— Required work —
All material below is to be reproduced exactly.

____ Provided records

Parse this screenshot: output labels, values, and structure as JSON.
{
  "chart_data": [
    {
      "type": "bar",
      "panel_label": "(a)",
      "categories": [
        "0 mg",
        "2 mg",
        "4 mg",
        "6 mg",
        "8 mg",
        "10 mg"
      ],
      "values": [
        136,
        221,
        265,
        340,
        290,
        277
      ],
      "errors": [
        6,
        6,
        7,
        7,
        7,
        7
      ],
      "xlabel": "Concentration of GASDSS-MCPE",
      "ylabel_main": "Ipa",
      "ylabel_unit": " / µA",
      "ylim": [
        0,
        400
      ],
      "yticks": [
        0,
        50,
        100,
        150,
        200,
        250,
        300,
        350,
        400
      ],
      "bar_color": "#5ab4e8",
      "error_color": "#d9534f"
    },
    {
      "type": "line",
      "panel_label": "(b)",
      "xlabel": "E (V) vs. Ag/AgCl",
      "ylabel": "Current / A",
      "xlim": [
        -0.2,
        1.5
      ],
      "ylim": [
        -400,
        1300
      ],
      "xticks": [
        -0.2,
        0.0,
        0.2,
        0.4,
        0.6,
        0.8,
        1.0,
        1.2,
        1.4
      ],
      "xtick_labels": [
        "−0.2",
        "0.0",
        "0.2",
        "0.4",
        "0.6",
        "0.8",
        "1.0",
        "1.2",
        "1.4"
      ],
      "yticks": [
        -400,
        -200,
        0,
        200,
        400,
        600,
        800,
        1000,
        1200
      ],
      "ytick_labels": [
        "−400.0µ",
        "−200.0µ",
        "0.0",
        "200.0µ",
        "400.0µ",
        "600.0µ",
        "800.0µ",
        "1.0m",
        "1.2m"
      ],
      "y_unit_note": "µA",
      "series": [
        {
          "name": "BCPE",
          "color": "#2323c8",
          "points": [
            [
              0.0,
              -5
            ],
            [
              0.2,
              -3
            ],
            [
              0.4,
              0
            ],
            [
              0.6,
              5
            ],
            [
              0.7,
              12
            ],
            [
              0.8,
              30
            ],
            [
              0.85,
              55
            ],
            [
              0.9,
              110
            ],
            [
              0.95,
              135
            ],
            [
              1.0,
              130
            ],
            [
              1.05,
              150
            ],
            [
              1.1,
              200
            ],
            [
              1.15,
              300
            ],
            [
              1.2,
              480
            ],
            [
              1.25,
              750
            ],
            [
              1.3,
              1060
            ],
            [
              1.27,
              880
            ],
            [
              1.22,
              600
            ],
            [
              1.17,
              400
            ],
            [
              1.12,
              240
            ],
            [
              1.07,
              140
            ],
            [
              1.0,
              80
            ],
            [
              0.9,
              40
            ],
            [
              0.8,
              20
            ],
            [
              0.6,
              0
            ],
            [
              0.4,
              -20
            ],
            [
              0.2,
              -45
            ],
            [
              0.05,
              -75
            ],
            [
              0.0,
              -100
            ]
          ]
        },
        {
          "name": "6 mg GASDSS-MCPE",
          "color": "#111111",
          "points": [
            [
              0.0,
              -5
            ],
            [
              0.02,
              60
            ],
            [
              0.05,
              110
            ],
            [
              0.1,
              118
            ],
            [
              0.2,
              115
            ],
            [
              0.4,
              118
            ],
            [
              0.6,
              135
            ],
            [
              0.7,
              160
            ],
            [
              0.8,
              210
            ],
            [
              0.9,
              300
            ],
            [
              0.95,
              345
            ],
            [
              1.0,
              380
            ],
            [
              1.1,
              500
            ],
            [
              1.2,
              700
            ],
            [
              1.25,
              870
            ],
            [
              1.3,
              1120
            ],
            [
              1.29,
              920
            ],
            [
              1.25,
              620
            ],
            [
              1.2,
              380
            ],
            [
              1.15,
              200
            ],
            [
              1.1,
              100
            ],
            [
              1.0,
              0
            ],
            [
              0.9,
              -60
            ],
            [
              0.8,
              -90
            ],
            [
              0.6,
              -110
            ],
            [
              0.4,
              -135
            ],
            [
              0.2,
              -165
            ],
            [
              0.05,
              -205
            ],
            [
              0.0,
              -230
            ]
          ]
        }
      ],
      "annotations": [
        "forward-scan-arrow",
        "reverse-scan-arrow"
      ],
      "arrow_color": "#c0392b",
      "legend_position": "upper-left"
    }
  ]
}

________

— Finished answer —
Parse this screenshot: output labels, values, and structure as JSON.
{
  "chart_data": [
    {
      "type": "bar",
      "panel_label": "(a)",
      "categories": [
        "0 mg",
        "2 mg",
        "4 mg",
        "6 mg",
        "8 mg",
        "10 mg"
      ],
      "values": [
        136,
        221,
        265,
        340,
        290,
        277
      ],
      "errors": [
        6,
        6,
        7,
        7,
        7,
        7
      ],
      "xlabel": "Concentration of GASDSS-MCPE",
      "ylabel_main": "Ipa",
      "ylabel_unit": " / µA",
      "ylim": [
        0,
        400
      ],
      "yticks": [
        0,
        50,
        100,
        150,
        200,
        250,
        300,
        350,
        400
      ],
      "bar_color": "#5ab4e8",
      "error_color": "#d9534f"
    },
    {
      "type": "line",
      "panel_label": "(b)",
      "xlabel": "E (V) vs. Ag/AgCl",
      "ylabel": "Current / A",
      "xlim": [
        -0.2,
        1.5
      ],
      "ylim": [
        -400,
        1300
      ],
      "xticks": [
        -0.2,
        0.0,
        0.2,
        0.4,
        0.6,
        0.8,
        1.0,
        1.2,
        1.4
      ],
      "xtick_labels": [
        "−0.2",
        "0.0",
        "0.2",
        "0.4",
        "0.6",
        "0.8",
        "1.0",
        "1.2",
        "1.4"
      ],
      "yticks": [
        -400,
        -200,
        0,
        200,
        400,
        600,
        800,
        1000,
        1200
      ],
      "ytick_labels": [
        "−400.0µ",
        "−200.0µ",
        "0.0",
        "200.0µ",
        "400.0µ",
        "600.0µ",
        "800.0µ",
        "1.0m",
        "1.2m"
      ],
      "y_unit_note": "µA",
      "series": [
        {
          "name": "BCPE",
          "color": "#2323c8",
          "points": [
            [
              0.0,
              -5
            ],
            [
              0.2,
              -3
            ],
            [
              0.4,
              0
            ],
            [
              0.6,
              5
            ],
            [
              0.7,
              12
            ],
            [
              0.8,
              30
            ],
            [
              0.85,
              55
            ],
            [
              0.9,
              110
            ],
            [
              0.95,
              135
            ],
            [
              1.0,
              130
            ],
            [
              1.05,
              150
            ],
            [
              1.1,
              200
            ],
            [
              1.15,
              300
            ],
            [
              1.2,
              480
            ],
            [
              1.25,
              750
            ],
            [
              1.3,
              1060
            ],
            [
              1.27,
              880
            ],
            [
              1.22,
              600
            ],
            [
              1.17,
              400
            ],
            [
              1.12,
              240
            ],
            [
              1.07,
              140
            ],
            [
              1.0,
              80
            ],
            [
              0.9,
              40
            ],
            [
              0.8,
              20
            ],
            [
              0.6,
              0
            ],
            [
              0.4,
              -20
            ],
            [
              0.2,
              -45
            ],
            [
              0.05,
              -75
            ],
            [
              0.0,
              -100
            ]
          ]
        },
        {
          "name": "6 mg GASDSS-MCPE",
          "color": "#111111",
          "points": [
            [
              0.0,
              -5
            ],
            [
              0.02,
              60
            ],
            [
              0.05,
              110
            ],
            [
              0.1,
              118
            ],
            [
              0.2,
              115
            ],
            [
              0.4,
              118
            ],
            [
              0.6,
              135
            ],
            [
              0.7,
              160
            ],
            [
              0.8,
              210
            ],
            [
              0.9,
              300
            ],
            [
              0.95,
              345
            ],
            [
              1.0,
              380
            ],
            [
              1.1,
              500
            ],
            [
              1.2,
              700
            ],
            [
              1.25,
              870
            ],
            [
              1.3,
              1120
            ],
            [
              1.29,
              920
            ],
            [
              1.25,
              620
            ],
            [
              1.2,
              380
            ],
            [
              1.15,
              200
            ],
            [
              1.1,
              100
            ],
            [
              1.0,
              0
            ],
            [
              0.9,
              -60
            ],
            [
              0.8,
              -90
            ],
            [
              0.6,
              -110
            ],
            [
              0.4,
              -135
            ],
            [
              0.2,
              -165
            ],
            [
              0.05,
              -205
            ],
            [
              0.0,
              -230
            ]
          ]
        }
      ],
      "annotations": [
        "forward-scan-arrow",
        "reverse-scan-arrow"
      ],
      "arrow_color": "#c0392b",
      "legend_position": "upper-left"
    }
  ]
}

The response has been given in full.